-- start Entries provided --

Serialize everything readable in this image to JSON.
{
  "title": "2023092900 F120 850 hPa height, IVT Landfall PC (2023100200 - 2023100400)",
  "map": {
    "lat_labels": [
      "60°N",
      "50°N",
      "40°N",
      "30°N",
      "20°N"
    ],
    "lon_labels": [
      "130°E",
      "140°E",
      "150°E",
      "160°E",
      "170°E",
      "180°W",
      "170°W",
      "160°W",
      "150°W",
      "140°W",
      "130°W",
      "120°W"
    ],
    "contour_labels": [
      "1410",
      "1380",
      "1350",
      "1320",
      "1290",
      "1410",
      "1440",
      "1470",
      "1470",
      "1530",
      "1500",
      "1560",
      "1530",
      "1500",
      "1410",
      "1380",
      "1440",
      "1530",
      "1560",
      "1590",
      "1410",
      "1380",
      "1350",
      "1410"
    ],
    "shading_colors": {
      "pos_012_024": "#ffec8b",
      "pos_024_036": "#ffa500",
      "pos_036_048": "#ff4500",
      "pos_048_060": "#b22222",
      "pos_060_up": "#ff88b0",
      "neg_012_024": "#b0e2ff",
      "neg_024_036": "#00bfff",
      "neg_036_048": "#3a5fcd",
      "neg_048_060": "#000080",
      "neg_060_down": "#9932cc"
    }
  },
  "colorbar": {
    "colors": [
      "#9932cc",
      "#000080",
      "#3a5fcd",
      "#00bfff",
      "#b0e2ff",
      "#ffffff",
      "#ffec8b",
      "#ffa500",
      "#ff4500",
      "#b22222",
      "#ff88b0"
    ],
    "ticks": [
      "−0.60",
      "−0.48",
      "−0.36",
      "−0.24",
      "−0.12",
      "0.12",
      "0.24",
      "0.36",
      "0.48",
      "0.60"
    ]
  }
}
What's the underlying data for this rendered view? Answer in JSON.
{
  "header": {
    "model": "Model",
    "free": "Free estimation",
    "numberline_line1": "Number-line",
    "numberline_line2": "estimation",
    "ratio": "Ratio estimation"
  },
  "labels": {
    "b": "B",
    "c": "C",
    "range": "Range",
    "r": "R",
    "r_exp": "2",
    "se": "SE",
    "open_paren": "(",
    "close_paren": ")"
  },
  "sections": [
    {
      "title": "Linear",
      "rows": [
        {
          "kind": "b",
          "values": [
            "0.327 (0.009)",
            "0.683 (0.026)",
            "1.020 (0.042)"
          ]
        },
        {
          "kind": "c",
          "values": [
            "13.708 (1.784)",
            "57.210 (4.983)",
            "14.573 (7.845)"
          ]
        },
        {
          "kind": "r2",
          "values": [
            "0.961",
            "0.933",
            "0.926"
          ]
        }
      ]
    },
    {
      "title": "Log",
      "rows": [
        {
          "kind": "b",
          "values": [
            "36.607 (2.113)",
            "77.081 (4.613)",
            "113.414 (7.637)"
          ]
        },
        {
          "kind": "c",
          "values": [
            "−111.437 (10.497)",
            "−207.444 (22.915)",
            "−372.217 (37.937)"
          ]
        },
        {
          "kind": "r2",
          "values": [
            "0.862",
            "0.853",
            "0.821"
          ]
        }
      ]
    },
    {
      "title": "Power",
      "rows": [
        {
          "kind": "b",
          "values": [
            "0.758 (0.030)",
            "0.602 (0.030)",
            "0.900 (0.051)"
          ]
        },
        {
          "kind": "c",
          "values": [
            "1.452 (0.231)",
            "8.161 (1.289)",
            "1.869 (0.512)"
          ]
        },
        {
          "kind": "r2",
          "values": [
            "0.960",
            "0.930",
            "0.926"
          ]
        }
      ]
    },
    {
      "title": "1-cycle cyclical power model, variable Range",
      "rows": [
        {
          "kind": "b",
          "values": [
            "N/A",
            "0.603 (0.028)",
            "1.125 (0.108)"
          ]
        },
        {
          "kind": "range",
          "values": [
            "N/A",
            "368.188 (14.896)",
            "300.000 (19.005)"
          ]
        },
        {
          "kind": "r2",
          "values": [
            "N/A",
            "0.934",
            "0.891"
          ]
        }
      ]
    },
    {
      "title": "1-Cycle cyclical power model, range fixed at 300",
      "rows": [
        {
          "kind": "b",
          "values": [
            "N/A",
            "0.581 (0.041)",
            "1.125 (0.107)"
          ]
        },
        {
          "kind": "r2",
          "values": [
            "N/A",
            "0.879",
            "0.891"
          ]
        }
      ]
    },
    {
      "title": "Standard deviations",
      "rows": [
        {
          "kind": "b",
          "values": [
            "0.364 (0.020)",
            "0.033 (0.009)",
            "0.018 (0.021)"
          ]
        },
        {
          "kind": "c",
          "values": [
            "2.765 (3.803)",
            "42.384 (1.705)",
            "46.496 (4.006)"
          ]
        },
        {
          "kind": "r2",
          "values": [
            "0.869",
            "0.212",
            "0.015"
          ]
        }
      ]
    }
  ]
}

-- end Entries provided --

Return the listing above in its exact form.

Serialize everything readable in this image to JSON.
{
  "title": "2023092900 F120 850 hPa height, IVT Landfall PC (2023100200 - 2023100400)",
  "map": {
    "lat_labels": [
      "60°N",
      "50°N",
      "40°N",
      "30°N",
      "20°N"
    ],
    "lon_labels": [
      "130°E",
      "140°E",
      "150°E",
      "160°E",
      "170°E",
      "180°W",
      "170°W",
      "160°W",
      "150°W",
      "140°W",
      "130°W",
      "120°W"
    ],
    "contour_labels": [
      "1410",
      "1380",
      "1350",
      "1320",
      "1290",
      "1410",
      "1440",
      "1470",
      "1470",
      "1530",
      "1500",
      "1560",
      "1530",
      "1500",
      "1410",
      "1380",
      "1440",
      "1530",
      "1560",
      "1590",
      "1410",
      "1380",
      "1350",
      "1410"
    ],
    "shading_colors": {
      "pos_012_024": "#ffec8b",
      "pos_024_036": "#ffa500",
      "pos_036_048": "#ff4500",
      "pos_048_060": "#b22222",
      "pos_060_up": "#ff88b0",
      "neg_012_024": "#b0e2ff",
      "neg_024_036": "#00bfff",
      "neg_036_048": "#3a5fcd",
      "neg_048_060": "#000080",
      "neg_060_down": "#9932cc"
    }
  },
  "colorbar": {
    "colors": [
      "#9932cc",
      "#000080",
      "#3a5fcd",
      "#00bfff",
      "#b0e2ff",
      "#ffffff",
      "#ffec8b",
      "#ffa500",
      "#ff4500",
      "#b22222",
      "#ff88b0"
    ],
    "ticks": [
      "−0.60",
      "−0.48",
      "−0.36",
      "−0.24",
      "−0.12",
      "0.12",
      "0.24",
      "0.36",
      "0.48",
      "0.60"
    ]
  }
}
What's the underlying data for this rendered view? Answer in JSON.
{
  "header": {
    "model": "Model",
    "free": "Free estimation",
    "numberline_line1": "Number-line",
    "numberline_line2": "estimation",
    "ratio": "Ratio estimation"
  },
  "labels": {
    "b": "B",
    "c": "C",
    "range": "Range",
    "r": "R",
    "r_exp": "2",
    "se": "SE",
    "open_paren": "(",
    "close_paren": ")"
  },
  "sections": [
    {
      "title": "Linear",
      "rows": [
        {
          "kind": "b",
          "values": [
            "0.327 (0.009)",
            "0.683 (0.026)",
            "1.020 (0.042)"
          ]
        },
        {
          "kind": "c",
          "values": [
            "13.708 (1.784)",
            "57.210 (4.983)",
            "14.573 (7.845)"
          ]
        },
        {
          "kind": "r2",
          "values": [
            "0.961",
            "0.933",
            "0.926"
          ]
        }
      ]
    },
    {
      "title": "Log",
      "rows": [
        {
          "kind": "b",
          "values": [
            "36.607 (2.113)",
            "77.081 (4.613)",
            "113.414 (7.637)"
          ]
        },
        {
          "kind": "c",
          "values": [
            "−111.437 (10.497)",
            "−207.444 (22.915)",
            "−372.217 (37.937)"
          ]
        },
        {
          "kind": "r2",
          "values": [
            "0.862",
            "0.853",
            "0.821"
          ]
        }
      ]
    },
    {
      "title": "Power",
      "rows": [
        {
          "kind": "b",
          "values": [
            "0.758 (0.030)",
            "0.602 (0.030)",
            "0.900 (0.051)"
          ]
        },
        {
          "kind": "c",
          "values": [
            "1.452 (0.231)",
            "8.161 (1.289)",
            "1.869 (0.512)"
          ]
        },
        {
          "kind": "r2",
          "values": [
            "0.960",
            "0.930",
            "0.926"
          ]
        }
      ]
    },
    {
      "title": "1-cycle cyclical power model, variable Range",
      "rows": [
        {
          "kind": "b",
          "values": [
            "N/A",
            "0.603 (0.028)",
            "1.125 (0.108)"
          ]
        },
        {
          "kind": "range",
          "values": [
            "N/A",
            "368.188 (14.896)",
            "300.000 (19.005)"
          ]
        },
        {
          "kind": "r2",
          "values": [
            "N/A",
            "0.934",
            "0.891"
          ]
        }
      ]
    },
    {
      "title": "1-Cycle cyclical power model, range fixed at 300",
      "rows": [
        {
          "kind": "b",
          "values": [
            "N/A",
            "0.581 (0.041)",
            "1.125 (0.107)"
          ]
        },
        {
          "kind": "r2",
          "values": [
            "N/A",
            "0.879",
            "0.891"
          ]
        }
      ]
    },
    {
      "title": "Standard deviations",
      "rows": [
        {
          "kind": "b",
          "values": [
            "0.364 (0.020)",
            "0.033 (0.009)",
            "0.018 (0.021)"
          ]
        },
        {
          "kind": "c",
          "values": [
            "2.765 (3.803)",
            "42.384 (1.705)",
            "46.496 (4.006)"
          ]
        },
        {
          "kind": "r2",
          "values": [
            "0.869",
            "0.212",
            "0.015"
          ]
        }
      ]
    }
  ]
}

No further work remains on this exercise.